# Data in this exercise:

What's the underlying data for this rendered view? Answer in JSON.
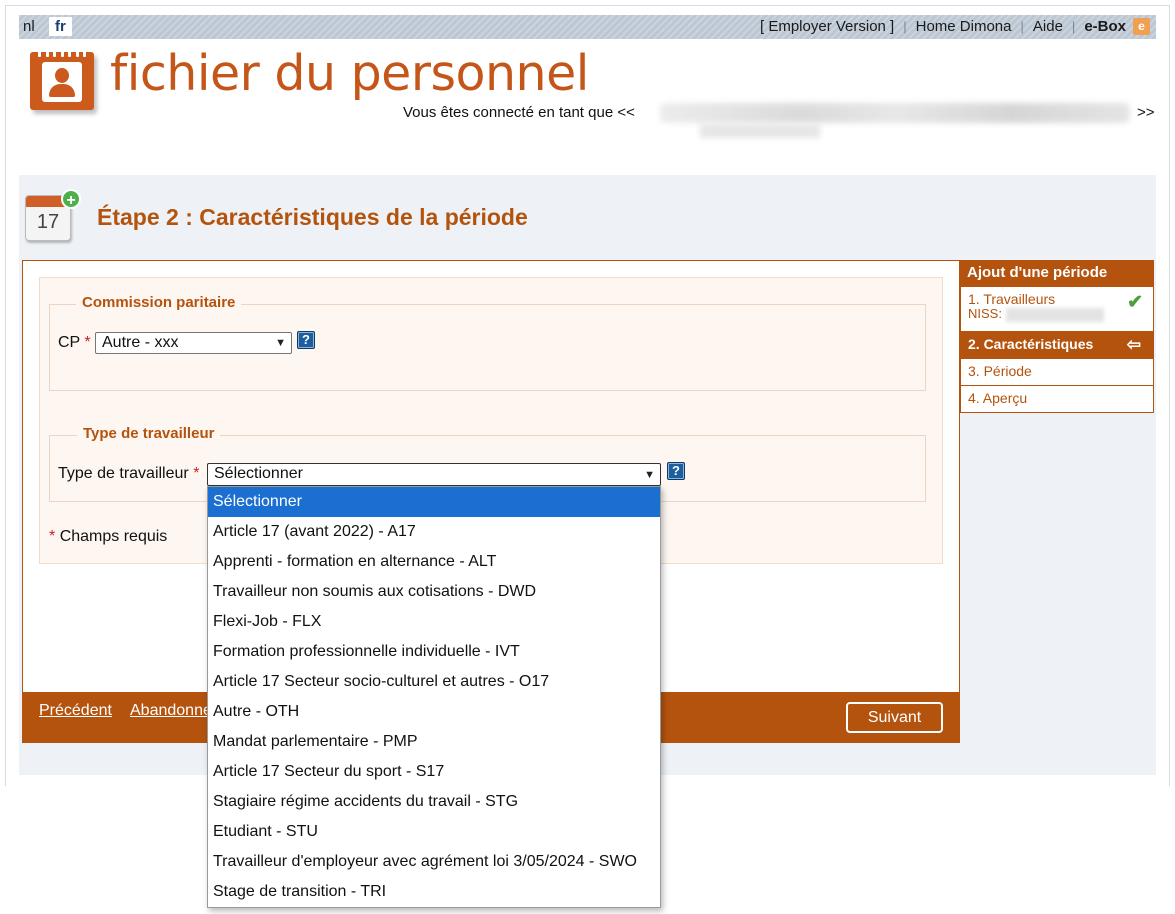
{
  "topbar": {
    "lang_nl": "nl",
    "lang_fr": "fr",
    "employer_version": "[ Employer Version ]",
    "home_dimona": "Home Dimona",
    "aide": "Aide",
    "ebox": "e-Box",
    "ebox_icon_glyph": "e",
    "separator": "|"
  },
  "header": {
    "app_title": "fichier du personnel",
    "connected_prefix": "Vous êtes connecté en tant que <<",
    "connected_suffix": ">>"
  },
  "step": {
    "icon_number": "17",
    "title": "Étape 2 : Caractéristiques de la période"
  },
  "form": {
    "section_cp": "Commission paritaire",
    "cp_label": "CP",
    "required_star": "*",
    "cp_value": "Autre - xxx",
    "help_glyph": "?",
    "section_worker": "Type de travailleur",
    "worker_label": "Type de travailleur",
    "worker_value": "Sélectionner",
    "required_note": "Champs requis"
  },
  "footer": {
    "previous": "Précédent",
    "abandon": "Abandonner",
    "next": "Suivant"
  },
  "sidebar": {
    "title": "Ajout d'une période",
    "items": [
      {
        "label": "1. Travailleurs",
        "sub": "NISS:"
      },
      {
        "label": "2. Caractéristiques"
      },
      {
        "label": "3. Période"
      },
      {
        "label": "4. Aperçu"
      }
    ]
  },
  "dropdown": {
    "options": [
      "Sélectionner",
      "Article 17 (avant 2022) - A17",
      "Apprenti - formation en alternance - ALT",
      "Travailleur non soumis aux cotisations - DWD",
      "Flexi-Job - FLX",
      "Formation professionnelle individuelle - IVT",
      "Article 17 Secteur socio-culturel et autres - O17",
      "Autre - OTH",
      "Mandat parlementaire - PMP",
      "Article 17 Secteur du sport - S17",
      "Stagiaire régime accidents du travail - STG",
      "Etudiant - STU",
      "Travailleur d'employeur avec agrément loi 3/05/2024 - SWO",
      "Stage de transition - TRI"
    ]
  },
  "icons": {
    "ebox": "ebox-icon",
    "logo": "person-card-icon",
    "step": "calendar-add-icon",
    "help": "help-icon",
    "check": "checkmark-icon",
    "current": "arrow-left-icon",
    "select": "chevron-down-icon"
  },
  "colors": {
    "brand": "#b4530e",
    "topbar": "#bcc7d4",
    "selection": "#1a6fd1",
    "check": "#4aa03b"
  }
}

---

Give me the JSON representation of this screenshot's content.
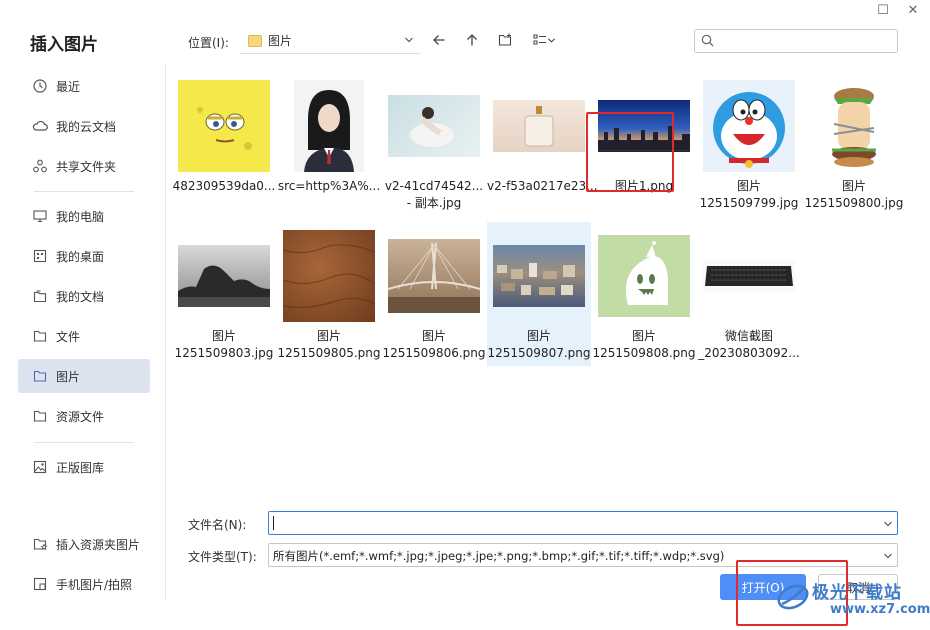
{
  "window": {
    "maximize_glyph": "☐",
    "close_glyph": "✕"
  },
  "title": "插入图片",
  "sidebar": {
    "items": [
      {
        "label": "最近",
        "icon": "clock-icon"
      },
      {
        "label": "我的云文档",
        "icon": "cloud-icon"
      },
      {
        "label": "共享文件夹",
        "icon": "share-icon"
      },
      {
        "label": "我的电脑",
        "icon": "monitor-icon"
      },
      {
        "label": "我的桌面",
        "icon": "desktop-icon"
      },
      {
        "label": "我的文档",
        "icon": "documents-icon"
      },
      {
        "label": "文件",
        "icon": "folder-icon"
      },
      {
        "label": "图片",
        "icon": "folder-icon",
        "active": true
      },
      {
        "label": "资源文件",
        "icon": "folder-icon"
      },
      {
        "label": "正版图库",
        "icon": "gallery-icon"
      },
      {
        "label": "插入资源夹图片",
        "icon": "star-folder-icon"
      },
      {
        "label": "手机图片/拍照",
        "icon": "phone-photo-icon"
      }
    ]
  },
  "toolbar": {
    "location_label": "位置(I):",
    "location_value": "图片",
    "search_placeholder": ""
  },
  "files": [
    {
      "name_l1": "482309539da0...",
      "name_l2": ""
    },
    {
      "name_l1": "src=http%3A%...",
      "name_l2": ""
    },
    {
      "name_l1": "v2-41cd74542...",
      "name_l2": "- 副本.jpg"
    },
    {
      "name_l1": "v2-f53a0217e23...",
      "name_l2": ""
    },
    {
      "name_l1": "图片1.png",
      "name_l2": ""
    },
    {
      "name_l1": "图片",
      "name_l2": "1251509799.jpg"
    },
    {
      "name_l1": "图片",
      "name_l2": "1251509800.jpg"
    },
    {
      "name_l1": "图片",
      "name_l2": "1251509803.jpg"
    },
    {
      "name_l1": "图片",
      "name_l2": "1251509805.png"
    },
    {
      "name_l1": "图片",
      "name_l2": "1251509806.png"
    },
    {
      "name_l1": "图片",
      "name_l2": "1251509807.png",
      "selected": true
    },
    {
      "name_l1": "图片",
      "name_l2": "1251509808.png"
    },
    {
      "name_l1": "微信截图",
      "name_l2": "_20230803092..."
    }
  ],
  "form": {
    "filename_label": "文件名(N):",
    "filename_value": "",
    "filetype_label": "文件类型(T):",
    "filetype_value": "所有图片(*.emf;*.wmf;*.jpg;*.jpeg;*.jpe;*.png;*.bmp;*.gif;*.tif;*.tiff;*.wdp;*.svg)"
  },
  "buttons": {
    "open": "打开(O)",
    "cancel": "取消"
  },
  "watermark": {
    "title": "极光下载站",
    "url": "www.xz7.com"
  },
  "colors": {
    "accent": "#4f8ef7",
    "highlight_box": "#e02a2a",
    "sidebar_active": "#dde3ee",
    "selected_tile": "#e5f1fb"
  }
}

# The task:
Using the data above, say how many lines include "Article". No other reply is needed.

# Output for this task:
3